— Material for the task —
** Start **
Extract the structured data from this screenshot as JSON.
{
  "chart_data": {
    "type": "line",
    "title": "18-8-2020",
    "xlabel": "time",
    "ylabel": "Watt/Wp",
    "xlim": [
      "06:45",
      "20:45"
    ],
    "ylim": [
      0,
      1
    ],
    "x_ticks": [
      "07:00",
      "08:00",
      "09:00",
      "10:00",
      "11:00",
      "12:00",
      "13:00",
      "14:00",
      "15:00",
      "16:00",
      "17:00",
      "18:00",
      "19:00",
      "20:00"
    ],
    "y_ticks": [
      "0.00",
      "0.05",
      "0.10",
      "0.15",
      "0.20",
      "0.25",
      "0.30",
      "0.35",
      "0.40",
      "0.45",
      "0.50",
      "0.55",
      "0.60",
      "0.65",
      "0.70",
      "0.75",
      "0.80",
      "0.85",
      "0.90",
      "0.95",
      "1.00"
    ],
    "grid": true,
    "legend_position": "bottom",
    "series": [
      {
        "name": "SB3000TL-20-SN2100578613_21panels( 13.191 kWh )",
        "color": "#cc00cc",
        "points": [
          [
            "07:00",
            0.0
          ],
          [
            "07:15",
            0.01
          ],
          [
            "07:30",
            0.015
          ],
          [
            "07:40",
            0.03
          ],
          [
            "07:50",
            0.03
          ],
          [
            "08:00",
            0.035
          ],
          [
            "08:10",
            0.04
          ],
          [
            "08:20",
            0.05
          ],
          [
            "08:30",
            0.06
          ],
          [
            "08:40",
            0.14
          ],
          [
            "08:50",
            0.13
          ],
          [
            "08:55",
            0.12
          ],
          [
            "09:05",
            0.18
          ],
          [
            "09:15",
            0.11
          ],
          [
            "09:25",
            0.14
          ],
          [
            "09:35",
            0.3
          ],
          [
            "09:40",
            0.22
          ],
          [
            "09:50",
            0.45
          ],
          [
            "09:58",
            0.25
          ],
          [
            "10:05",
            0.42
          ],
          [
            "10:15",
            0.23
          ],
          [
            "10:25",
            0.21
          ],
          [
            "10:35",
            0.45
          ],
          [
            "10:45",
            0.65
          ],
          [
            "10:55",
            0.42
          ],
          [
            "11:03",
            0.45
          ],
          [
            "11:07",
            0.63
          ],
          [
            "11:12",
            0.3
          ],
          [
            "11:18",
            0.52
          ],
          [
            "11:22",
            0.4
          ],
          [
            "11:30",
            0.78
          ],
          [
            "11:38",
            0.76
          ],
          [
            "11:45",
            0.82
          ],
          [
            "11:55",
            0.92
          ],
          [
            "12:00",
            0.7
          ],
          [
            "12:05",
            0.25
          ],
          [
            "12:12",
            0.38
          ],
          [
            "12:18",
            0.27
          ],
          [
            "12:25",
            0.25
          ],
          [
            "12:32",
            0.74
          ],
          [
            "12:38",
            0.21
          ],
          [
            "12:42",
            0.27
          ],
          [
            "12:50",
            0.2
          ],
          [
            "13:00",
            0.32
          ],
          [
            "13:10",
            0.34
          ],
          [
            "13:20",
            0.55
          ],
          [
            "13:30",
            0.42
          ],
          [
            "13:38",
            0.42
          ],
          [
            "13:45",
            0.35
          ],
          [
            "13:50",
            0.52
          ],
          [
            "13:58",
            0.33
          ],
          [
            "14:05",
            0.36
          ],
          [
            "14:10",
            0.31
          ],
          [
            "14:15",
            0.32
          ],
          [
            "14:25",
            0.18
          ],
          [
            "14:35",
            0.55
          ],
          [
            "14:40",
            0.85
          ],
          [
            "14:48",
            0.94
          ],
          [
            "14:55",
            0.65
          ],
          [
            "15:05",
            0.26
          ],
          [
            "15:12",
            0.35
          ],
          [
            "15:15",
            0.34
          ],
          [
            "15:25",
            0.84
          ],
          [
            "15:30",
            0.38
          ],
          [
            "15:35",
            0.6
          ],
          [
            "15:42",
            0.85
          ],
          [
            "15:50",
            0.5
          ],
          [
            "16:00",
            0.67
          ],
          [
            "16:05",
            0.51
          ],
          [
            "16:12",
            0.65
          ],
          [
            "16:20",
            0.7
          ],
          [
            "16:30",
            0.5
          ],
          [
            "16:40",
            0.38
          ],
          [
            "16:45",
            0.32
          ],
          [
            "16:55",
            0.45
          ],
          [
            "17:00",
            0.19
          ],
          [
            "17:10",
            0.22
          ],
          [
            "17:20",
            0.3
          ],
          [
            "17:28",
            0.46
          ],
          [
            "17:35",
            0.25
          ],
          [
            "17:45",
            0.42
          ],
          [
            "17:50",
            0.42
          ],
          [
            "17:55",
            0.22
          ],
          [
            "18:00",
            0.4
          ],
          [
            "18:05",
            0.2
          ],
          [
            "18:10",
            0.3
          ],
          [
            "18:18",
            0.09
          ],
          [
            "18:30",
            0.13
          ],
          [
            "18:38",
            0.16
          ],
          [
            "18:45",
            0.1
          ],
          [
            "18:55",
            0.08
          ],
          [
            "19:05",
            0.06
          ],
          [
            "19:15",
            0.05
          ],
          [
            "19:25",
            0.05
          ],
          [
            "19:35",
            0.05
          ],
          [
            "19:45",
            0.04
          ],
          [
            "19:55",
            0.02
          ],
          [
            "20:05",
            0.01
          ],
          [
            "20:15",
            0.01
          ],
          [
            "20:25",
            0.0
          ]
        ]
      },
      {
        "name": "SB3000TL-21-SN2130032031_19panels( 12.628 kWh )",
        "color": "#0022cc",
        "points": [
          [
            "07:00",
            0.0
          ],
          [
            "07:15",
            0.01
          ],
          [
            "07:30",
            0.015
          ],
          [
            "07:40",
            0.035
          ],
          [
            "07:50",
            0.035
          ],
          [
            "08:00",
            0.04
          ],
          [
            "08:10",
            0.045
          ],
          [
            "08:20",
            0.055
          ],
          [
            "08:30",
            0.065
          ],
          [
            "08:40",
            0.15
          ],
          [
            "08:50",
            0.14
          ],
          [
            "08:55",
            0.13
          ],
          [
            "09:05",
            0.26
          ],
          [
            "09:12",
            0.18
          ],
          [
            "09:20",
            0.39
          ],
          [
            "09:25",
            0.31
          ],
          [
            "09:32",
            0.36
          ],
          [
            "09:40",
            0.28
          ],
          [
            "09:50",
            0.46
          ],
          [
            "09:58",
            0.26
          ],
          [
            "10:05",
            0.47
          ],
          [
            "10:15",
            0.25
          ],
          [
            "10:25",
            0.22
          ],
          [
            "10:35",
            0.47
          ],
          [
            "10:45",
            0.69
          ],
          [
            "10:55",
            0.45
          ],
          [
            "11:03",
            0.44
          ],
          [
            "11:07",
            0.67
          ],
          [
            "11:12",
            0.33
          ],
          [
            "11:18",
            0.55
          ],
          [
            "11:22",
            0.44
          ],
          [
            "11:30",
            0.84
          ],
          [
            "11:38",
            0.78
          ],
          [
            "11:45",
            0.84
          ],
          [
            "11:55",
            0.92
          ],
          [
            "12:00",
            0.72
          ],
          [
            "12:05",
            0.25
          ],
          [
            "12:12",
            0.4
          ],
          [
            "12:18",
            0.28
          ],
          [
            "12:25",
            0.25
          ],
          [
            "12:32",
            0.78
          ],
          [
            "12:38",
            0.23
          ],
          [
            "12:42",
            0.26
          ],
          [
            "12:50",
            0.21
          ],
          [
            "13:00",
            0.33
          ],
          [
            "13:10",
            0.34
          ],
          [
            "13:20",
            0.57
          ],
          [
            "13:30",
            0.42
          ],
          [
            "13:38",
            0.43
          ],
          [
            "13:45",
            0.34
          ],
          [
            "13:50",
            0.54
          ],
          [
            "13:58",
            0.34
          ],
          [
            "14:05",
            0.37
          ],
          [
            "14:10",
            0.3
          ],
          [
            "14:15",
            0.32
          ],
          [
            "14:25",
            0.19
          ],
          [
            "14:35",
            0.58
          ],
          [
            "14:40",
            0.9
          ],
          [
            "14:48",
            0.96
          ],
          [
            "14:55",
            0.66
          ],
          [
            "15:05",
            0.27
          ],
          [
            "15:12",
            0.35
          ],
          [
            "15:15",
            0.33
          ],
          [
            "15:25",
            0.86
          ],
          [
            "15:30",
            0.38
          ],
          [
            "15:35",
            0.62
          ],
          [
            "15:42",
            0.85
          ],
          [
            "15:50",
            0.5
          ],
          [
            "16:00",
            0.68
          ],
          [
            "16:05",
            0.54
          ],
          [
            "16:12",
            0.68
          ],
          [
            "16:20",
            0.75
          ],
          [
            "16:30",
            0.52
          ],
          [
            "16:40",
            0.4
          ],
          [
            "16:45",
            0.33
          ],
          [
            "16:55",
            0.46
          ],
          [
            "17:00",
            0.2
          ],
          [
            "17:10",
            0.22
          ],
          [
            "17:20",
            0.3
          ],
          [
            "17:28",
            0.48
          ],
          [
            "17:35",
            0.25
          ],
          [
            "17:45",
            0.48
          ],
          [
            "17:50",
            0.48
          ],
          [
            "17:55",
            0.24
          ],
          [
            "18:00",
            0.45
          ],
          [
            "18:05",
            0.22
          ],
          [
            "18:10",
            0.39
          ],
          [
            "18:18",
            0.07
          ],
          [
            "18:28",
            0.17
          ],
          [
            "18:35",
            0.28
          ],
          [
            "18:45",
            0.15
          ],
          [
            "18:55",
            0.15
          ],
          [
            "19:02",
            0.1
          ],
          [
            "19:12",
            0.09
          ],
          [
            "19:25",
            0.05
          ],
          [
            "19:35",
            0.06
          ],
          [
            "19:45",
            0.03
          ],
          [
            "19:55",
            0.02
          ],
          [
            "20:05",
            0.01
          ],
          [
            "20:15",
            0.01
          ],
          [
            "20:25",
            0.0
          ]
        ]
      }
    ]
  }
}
** End **
— Instructions for the task —
Reply with nothing except the number of lines in the listing above that include the string "name".

— Worked solution —
2